• **Trecho do texto**
/---

Zuckerberg nega responsabilidade da Meta em julgamento histórico sobre vício de jovens em redes sociais
O presidente-executivo da Meta Platforms, Mark Zuckerberg, afirmou repetidamente nesta quarta-feira (18), durante um julgamento histórico sobre o vício em redes sociais entre jovens, que a Meta, que controla o Facebook e o Instagram, não permite que crianças menores de 13 anos usem suas plataformas. No entanto, ele foi confrontado com evidências que sugerem que esse público é importante para a empresa.
Confronto com documentos internos
Mark Lanier, advogado da mulher que processa o Instagram e o YouTube, do Google, por danos à sua saúde mental quando criança, pressionou Zuckerberg sobre declarações feitas ao Congresso dos EUA em 2024, quando disse que usuários menores de 13 anos não são permitidos na plataforma. Lanier apresentou documentos internos da Meta, incluindo uma apresentação do Instagram de 2018 que afirmava: "Se quisermos ter grande sucesso com os adolescentes, precisamos conquistá-los na pré-adolescência".

\---

• **Dados fornecidos**
/---

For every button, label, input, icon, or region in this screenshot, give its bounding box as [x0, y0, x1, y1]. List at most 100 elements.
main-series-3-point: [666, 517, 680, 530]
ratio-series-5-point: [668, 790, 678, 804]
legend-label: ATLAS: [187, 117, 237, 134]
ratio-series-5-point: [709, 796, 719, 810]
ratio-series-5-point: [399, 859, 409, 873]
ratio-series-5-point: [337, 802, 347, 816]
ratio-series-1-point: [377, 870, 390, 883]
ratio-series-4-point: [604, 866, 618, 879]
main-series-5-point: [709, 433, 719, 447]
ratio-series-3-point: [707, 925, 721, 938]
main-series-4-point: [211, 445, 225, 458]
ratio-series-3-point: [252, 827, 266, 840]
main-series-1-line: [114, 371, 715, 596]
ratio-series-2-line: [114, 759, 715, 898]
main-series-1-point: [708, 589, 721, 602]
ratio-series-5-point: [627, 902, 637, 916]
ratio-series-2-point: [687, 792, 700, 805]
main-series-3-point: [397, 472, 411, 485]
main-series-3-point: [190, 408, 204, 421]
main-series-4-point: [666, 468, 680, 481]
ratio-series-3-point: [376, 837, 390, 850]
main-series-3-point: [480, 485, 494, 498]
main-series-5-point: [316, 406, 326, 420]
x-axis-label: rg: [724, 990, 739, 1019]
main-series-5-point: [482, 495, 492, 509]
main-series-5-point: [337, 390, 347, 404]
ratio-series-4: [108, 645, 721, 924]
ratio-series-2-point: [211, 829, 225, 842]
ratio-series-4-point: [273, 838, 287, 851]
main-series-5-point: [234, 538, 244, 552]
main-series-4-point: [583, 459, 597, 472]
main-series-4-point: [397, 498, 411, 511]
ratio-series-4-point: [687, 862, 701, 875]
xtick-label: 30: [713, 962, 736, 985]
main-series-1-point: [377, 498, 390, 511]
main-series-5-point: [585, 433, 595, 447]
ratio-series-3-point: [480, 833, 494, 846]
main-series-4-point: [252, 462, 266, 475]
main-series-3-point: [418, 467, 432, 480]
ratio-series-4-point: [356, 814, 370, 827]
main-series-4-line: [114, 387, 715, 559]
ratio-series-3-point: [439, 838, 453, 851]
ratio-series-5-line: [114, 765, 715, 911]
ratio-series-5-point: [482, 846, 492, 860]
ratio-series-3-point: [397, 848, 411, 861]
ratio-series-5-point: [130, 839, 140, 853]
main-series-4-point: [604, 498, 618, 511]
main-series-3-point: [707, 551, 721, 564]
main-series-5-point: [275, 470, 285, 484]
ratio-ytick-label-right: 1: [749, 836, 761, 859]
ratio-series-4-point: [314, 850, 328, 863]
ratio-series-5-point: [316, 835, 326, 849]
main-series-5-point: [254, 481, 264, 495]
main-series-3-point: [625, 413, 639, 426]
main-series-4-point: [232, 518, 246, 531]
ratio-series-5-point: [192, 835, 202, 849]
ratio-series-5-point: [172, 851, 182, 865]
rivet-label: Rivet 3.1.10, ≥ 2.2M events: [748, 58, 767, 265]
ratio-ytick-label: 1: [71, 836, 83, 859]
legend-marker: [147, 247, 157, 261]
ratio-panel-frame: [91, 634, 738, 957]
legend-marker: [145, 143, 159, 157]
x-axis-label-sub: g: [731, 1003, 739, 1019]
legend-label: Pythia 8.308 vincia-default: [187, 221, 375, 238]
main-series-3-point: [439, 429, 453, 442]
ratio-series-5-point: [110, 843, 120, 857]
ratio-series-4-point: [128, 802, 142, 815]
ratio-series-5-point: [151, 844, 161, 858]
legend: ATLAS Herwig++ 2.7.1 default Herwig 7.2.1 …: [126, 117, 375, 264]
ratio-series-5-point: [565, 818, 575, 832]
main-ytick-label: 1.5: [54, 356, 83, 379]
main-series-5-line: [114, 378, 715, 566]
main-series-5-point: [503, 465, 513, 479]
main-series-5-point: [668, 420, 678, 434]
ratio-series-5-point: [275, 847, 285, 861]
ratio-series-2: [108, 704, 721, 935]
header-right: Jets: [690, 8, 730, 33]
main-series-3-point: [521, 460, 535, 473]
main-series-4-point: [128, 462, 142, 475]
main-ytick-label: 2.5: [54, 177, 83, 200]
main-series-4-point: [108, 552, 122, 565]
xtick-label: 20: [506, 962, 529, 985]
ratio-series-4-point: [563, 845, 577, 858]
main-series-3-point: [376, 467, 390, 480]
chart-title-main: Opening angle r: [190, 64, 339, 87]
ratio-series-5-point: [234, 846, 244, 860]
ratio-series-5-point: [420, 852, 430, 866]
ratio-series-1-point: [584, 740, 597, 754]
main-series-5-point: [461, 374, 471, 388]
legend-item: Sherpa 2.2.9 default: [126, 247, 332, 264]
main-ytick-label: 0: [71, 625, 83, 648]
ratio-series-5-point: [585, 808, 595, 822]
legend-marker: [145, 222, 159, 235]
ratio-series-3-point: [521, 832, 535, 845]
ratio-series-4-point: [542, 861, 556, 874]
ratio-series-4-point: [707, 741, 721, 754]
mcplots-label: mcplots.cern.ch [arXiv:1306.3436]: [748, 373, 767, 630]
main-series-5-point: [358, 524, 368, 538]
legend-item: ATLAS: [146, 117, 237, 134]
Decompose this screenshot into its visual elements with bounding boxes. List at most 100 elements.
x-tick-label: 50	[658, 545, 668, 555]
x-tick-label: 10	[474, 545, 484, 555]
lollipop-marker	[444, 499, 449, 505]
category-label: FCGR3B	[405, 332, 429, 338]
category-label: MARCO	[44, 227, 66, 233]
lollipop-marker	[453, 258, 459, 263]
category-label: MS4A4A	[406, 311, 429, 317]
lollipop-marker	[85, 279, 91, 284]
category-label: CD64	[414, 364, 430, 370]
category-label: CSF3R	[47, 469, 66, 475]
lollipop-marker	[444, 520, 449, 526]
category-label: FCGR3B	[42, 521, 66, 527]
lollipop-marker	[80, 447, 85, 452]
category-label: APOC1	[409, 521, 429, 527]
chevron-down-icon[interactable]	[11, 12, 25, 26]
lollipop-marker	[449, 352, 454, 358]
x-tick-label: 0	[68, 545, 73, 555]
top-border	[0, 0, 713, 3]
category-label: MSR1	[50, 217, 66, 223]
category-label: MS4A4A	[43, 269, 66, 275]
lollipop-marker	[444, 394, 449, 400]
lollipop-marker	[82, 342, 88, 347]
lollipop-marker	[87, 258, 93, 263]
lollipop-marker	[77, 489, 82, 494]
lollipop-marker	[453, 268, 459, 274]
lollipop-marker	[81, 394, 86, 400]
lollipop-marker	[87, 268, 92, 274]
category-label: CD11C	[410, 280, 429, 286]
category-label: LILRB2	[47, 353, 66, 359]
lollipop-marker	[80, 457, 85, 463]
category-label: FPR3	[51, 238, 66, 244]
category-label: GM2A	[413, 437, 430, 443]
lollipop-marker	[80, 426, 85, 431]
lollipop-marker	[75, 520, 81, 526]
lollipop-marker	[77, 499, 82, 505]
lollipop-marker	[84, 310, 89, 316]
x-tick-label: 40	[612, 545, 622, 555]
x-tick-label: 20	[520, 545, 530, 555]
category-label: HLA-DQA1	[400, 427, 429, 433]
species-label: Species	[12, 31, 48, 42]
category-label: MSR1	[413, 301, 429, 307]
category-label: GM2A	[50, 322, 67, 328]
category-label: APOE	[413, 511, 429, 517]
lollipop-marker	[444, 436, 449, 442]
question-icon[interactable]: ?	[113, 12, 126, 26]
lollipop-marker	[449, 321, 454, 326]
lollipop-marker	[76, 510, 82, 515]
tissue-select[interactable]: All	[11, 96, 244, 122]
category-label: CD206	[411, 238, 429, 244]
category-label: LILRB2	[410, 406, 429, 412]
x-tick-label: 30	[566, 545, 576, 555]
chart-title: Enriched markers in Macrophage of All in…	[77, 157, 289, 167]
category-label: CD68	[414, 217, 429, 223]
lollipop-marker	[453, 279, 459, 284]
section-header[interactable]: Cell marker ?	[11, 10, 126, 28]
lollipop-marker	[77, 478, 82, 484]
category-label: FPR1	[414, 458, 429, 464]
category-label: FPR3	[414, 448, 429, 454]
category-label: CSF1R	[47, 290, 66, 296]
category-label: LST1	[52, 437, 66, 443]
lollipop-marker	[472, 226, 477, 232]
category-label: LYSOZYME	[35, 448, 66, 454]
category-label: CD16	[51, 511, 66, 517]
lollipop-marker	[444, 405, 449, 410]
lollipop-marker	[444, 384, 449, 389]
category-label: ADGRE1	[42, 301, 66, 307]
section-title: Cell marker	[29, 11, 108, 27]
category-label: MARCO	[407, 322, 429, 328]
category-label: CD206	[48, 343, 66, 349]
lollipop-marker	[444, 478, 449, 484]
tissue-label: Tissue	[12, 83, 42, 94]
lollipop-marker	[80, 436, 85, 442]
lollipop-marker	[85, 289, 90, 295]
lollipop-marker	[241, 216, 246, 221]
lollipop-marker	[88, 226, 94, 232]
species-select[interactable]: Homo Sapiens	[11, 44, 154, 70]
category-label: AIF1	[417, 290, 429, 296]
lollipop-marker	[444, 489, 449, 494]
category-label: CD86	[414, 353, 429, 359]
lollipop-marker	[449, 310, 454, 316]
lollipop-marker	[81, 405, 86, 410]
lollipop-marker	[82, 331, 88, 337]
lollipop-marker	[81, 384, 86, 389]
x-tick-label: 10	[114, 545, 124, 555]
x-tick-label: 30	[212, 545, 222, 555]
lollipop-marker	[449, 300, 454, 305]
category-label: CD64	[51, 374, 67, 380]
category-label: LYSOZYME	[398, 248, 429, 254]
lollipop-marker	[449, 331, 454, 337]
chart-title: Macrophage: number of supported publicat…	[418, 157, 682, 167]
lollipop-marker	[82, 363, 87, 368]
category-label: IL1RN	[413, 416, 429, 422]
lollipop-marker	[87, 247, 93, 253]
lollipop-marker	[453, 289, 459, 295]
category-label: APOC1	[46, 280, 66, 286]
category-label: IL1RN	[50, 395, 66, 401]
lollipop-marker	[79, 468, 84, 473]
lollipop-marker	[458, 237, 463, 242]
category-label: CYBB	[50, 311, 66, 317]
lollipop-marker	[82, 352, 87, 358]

\---

• **Enunciado do problema**
Liste, sem repetições, todas as empresas e plataformas digitais mencionadas na reportagem sobre o julgamento de Zuckerberg.

• **Problema resolvido**
- Meta Platforms (Meta)
- Facebook
- Instagram
- YouTube
- Google